_Written instruction_.
Transcribe the records that follow. Keep every word exactly, and drop the pictures.

_Material shown_.
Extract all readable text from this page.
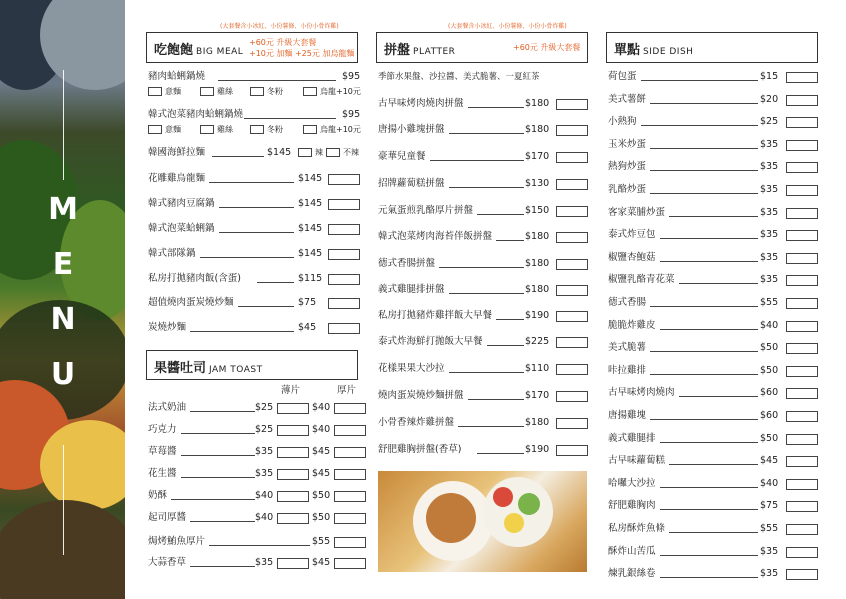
M
E
N
U
(大套餐含小冰紅、小份薯條、小份小骨炸雞)
吃飽飽 BIG MEAL
+60元 升級大套餐
+10元 加麵 +25元 加烏龍麵
豬肉蛤蜊鍋燒	$95
意麵	雞絲	冬粉	烏龍+10元
韓式泡菜豬肉蛤蜊鍋燒	$95
意麵	雞絲	冬粉	烏龍+10元
韓國海鮮拉麵	$145	辣	不辣
花雕雞烏龍麵	$145
韓式豬肉豆腐鍋	$145
韓式泡菜蛤蜊鍋	$145
韓式部隊鍋	$145
私房打拋豬肉飯(含蛋)	$115
超值燒肉蛋炭燒炒麵	$75
炭燒炒麵	$45
果醬吐司 JAM TOAST
薄片	厚片
法式奶油	$25	$40
巧克力	$25	$40
草莓醬	$35	$45
花生醬	$35	$45
奶酥	$40	$50
起司厚醬	$40	$50
焗烤鮪魚厚片	$55
大蒜香草	$35	$45
(大套餐含小冰紅、小份薯條、小份小骨炸雞)
拼盤 PLATTER	+60元 升級大套餐
季節水果盤、沙拉醬、美式脆薯、一夏紅茶
古早味烤肉燒肉拼盤	$180
唐揚小雞塊拼盤	$180
豪華兒童餐	$170
招牌蘿蔔糕拼盤	$130
元氣蛋煎乳酪厚片拼盤	$150
韓式泡菜烤肉海苔伴飯拼盤	$180
德式香腸拼盤	$180
義式雞腿排拼盤	$180
私房打拋豬炸雞拌飯大早餐	$190
泰式炸海鮮打拋飯大早餐	$225
花樣果果大沙拉	$110
燒肉蛋炭燒炒麵拼盤	$170
小骨香辣炸雞拼盤	$180
舒肥雞胸拼盤(香草)	$190
單點 SIDE DISH
荷包蛋	$15
美式薯餅	$20
小熱狗	$25
玉米炒蛋	$35
熱狗炒蛋	$35
乳酪炒蛋	$35
客家菜脯炒蛋	$35
泰式炸豆包	$35
椒鹽杏鮑菇	$35
椒鹽乳酪青花菜	$35
德式香腸	$55
脆脆炸雞皮	$40
美式脆薯	$50
咔拉雞排	$50
古早味烤肉燒肉	$60
唐揚雞塊	$60
義式雞腿排	$50
古早味蘿蔔糕	$45
哈囉大沙拉	$40
舒肥雞胸肉	$75
私房酥炸魚條	$55
酥炸山苦瓜	$35
煉乳銀絲卷	$35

_Solution_.
Extract all readable text from this page.
M
E
N
U
(大套餐含小冰紅、小份薯條、小份小骨炸雞)
吃飽飽 BIG MEAL
+60元 升級大套餐
+10元 加麵 +25元 加烏龍麵
豬肉蛤蜊鍋燒	$95
意麵	雞絲	冬粉	烏龍+10元
韓式泡菜豬肉蛤蜊鍋燒	$95
意麵	雞絲	冬粉	烏龍+10元
韓國海鮮拉麵	$145	辣	不辣
花雕雞烏龍麵	$145
韓式豬肉豆腐鍋	$145
韓式泡菜蛤蜊鍋	$145
韓式部隊鍋	$145
私房打拋豬肉飯(含蛋)	$115
超值燒肉蛋炭燒炒麵	$75
炭燒炒麵	$45
果醬吐司 JAM TOAST
薄片	厚片
法式奶油	$25	$40
巧克力	$25	$40
草莓醬	$35	$45
花生醬	$35	$45
奶酥	$40	$50
起司厚醬	$40	$50
焗烤鮪魚厚片	$55
大蒜香草	$35	$45
(大套餐含小冰紅、小份薯條、小份小骨炸雞)
拼盤 PLATTER	+60元 升級大套餐
季節水果盤、沙拉醬、美式脆薯、一夏紅茶
古早味烤肉燒肉拼盤	$180
唐揚小雞塊拼盤	$180
豪華兒童餐	$170
招牌蘿蔔糕拼盤	$130
元氣蛋煎乳酪厚片拼盤	$150
韓式泡菜烤肉海苔伴飯拼盤	$180
德式香腸拼盤	$180
義式雞腿排拼盤	$180
私房打拋豬炸雞拌飯大早餐	$190
泰式炸海鮮打拋飯大早餐	$225
花樣果果大沙拉	$110
燒肉蛋炭燒炒麵拼盤	$170
小骨香辣炸雞拼盤	$180
舒肥雞胸拼盤(香草)	$190
單點 SIDE DISH
荷包蛋	$15
美式薯餅	$20
小熱狗	$25
玉米炒蛋	$35
熱狗炒蛋	$35
乳酪炒蛋	$35
客家菜脯炒蛋	$35
泰式炸豆包	$35
椒鹽杏鮑菇	$35
椒鹽乳酪青花菜	$35
德式香腸	$55
脆脆炸雞皮	$40
美式脆薯	$50
咔拉雞排	$50
古早味烤肉燒肉	$60
唐揚雞塊	$60
義式雞腿排	$50
古早味蘿蔔糕	$45
哈囉大沙拉	$40
舒肥雞胸肉	$75
私房酥炸魚條	$55
酥炸山苦瓜	$35
煉乳銀絲卷	$35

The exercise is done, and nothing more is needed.